**Input records**

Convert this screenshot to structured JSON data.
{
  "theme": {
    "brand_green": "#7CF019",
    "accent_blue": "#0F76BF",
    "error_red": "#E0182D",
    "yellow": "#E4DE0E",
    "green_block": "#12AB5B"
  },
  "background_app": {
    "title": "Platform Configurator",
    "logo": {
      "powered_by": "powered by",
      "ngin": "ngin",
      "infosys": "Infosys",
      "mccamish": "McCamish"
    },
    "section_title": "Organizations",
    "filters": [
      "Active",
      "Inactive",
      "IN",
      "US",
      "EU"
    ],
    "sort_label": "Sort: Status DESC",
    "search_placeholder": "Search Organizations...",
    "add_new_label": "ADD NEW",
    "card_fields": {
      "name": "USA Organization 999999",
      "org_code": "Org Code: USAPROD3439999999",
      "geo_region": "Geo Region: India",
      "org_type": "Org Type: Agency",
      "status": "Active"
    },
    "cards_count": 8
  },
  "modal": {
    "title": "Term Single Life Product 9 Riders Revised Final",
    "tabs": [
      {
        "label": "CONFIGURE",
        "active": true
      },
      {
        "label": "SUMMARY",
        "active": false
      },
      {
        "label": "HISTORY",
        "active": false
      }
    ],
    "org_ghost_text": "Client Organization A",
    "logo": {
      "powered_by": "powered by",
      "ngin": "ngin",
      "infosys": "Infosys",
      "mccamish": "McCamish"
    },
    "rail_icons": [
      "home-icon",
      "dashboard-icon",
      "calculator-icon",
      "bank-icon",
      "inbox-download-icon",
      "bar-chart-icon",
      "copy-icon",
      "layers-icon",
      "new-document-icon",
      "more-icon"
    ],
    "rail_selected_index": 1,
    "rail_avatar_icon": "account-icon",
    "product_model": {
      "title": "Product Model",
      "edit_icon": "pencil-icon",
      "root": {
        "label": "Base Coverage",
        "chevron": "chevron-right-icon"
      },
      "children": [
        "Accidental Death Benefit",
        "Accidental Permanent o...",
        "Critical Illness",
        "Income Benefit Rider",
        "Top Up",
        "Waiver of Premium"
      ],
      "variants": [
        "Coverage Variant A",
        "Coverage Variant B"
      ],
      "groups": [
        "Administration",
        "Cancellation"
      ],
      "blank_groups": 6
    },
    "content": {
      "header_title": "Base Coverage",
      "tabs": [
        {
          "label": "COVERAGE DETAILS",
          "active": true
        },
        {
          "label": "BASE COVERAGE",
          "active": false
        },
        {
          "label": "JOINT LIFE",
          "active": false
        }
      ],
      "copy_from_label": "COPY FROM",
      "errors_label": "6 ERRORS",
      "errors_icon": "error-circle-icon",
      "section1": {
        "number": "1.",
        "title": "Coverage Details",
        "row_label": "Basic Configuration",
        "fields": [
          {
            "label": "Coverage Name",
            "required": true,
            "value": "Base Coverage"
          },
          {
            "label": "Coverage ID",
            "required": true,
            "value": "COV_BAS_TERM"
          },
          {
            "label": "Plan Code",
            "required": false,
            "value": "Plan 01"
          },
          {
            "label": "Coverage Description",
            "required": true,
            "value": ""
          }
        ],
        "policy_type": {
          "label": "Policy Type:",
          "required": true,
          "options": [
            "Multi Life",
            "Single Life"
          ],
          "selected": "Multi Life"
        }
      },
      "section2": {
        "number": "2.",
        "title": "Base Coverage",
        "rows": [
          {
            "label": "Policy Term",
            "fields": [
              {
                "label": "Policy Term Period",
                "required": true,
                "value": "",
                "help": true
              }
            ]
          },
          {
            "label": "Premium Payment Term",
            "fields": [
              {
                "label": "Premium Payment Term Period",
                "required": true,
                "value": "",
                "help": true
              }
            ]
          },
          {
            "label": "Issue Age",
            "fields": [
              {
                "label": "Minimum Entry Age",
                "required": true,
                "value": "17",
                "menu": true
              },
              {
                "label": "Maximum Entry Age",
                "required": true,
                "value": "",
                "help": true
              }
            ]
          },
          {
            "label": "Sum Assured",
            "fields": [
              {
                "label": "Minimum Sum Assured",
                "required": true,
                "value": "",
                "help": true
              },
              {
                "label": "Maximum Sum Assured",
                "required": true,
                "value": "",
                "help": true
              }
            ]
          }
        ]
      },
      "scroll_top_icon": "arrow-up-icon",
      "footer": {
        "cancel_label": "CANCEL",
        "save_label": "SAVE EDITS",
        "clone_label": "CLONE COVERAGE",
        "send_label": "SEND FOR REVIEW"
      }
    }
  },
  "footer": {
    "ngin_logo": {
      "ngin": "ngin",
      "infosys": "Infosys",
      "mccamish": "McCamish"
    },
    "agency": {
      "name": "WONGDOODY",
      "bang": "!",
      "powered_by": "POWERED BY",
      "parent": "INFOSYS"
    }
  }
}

**Your objective**
Please quote the records above exactly, without skipping a line.

**Written response**
Convert this screenshot to structured JSON data.
{
  "theme": {
    "brand_green": "#7CF019",
    "accent_blue": "#0F76BF",
    "error_red": "#E0182D",
    "yellow": "#E4DE0E",
    "green_block": "#12AB5B"
  },
  "background_app": {
    "title": "Platform Configurator",
    "logo": {
      "powered_by": "powered by",
      "ngin": "ngin",
      "infosys": "Infosys",
      "mccamish": "McCamish"
    },
    "section_title": "Organizations",
    "filters": [
      "Active",
      "Inactive",
      "IN",
      "US",
      "EU"
    ],
    "sort_label": "Sort: Status DESC",
    "search_placeholder": "Search Organizations...",
    "add_new_label": "ADD NEW",
    "card_fields": {
      "name": "USA Organization 999999",
      "org_code": "Org Code: USAPROD3439999999",
      "geo_region": "Geo Region: India",
      "org_type": "Org Type: Agency",
      "status": "Active"
    },
    "cards_count": 8
  },
  "modal": {
    "title": "Term Single Life Product 9 Riders Revised Final",
    "tabs": [
      {
        "label": "CONFIGURE",
        "active": true
      },
      {
        "label": "SUMMARY",
        "active": false
      },
      {
        "label": "HISTORY",
        "active": false
      }
    ],
    "org_ghost_text": "Client Organization A",
    "logo": {
      "powered_by": "powered by",
      "ngin": "ngin",
      "infosys": "Infosys",
      "mccamish": "McCamish"
    },
    "rail_icons": [
      "home-icon",
      "dashboard-icon",
      "calculator-icon",
      "bank-icon",
      "inbox-download-icon",
      "bar-chart-icon",
      "copy-icon",
      "layers-icon",
      "new-document-icon",
      "more-icon"
    ],
    "rail_selected_index": 1,
    "rail_avatar_icon": "account-icon",
    "product_model": {
      "title": "Product Model",
      "edit_icon": "pencil-icon",
      "root": {
        "label": "Base Coverage",
        "chevron": "chevron-right-icon"
      },
      "children": [
        "Accidental Death Benefit",
        "Accidental Permanent o...",
        "Critical Illness",
        "Income Benefit Rider",
        "Top Up",
        "Waiver of Premium"
      ],
      "variants": [
        "Coverage Variant A",
        "Coverage Variant B"
      ],
      "groups": [
        "Administration",
        "Cancellation"
      ],
      "blank_groups": 6
    },
    "content": {
      "header_title": "Base Coverage",
      "tabs": [
        {
          "label": "COVERAGE DETAILS",
          "active": true
        },
        {
          "label": "BASE COVERAGE",
          "active": false
        },
        {
          "label": "JOINT LIFE",
          "active": false
        }
      ],
      "copy_from_label": "COPY FROM",
      "errors_label": "6 ERRORS",
      "errors_icon": "error-circle-icon",
      "section1": {
        "number": "1.",
        "title": "Coverage Details",
        "row_label": "Basic Configuration",
        "fields": [
          {
            "label": "Coverage Name",
            "required": true,
            "value": "Base Coverage"
          },
          {
            "label": "Coverage ID",
            "required": true,
            "value": "COV_BAS_TERM"
          },
          {
            "label": "Plan Code",
            "required": false,
            "value": "Plan 01"
          },
          {
            "label": "Coverage Description",
            "required": true,
            "value": ""
          }
        ],
        "policy_type": {
          "label": "Policy Type:",
          "required": true,
          "options": [
            "Multi Life",
            "Single Life"
          ],
          "selected": "Multi Life"
        }
      },
      "section2": {
        "number": "2.",
        "title": "Base Coverage",
        "rows": [
          {
            "label": "Policy Term",
            "fields": [
              {
                "label": "Policy Term Period",
                "required": true,
                "value": "",
                "help": true
              }
            ]
          },
          {
            "label": "Premium Payment Term",
            "fields": [
              {
                "label": "Premium Payment Term Period",
                "required": true,
                "value": "",
                "help": true
              }
            ]
          },
          {
            "label": "Issue Age",
            "fields": [
              {
                "label": "Minimum Entry Age",
                "required": true,
                "value": "17",
                "menu": true
              },
              {
                "label": "Maximum Entry Age",
                "required": true,
                "value": "",
                "help": true
              }
            ]
          },
          {
            "label": "Sum Assured",
            "fields": [
              {
                "label": "Minimum Sum Assured",
                "required": true,
                "value": "",
                "help": true
              },
              {
                "label": "Maximum Sum Assured",
                "required": true,
                "value": "",
                "help": true
              }
            ]
          }
        ]
      },
      "scroll_top_icon": "arrow-up-icon",
      "footer": {
        "cancel_label": "CANCEL",
        "save_label": "SAVE EDITS",
        "clone_label": "CLONE COVERAGE",
        "send_label": "SEND FOR REVIEW"
      }
    }
  },
  "footer": {
    "ngin_logo": {
      "ngin": "ngin",
      "infosys": "Infosys",
      "mccamish": "McCamish"
    },
    "agency": {
      "name": "WONGDOODY",
      "bang": "!",
      "powered_by": "POWERED BY",
      "parent": "INFOSYS"
    }
  }
}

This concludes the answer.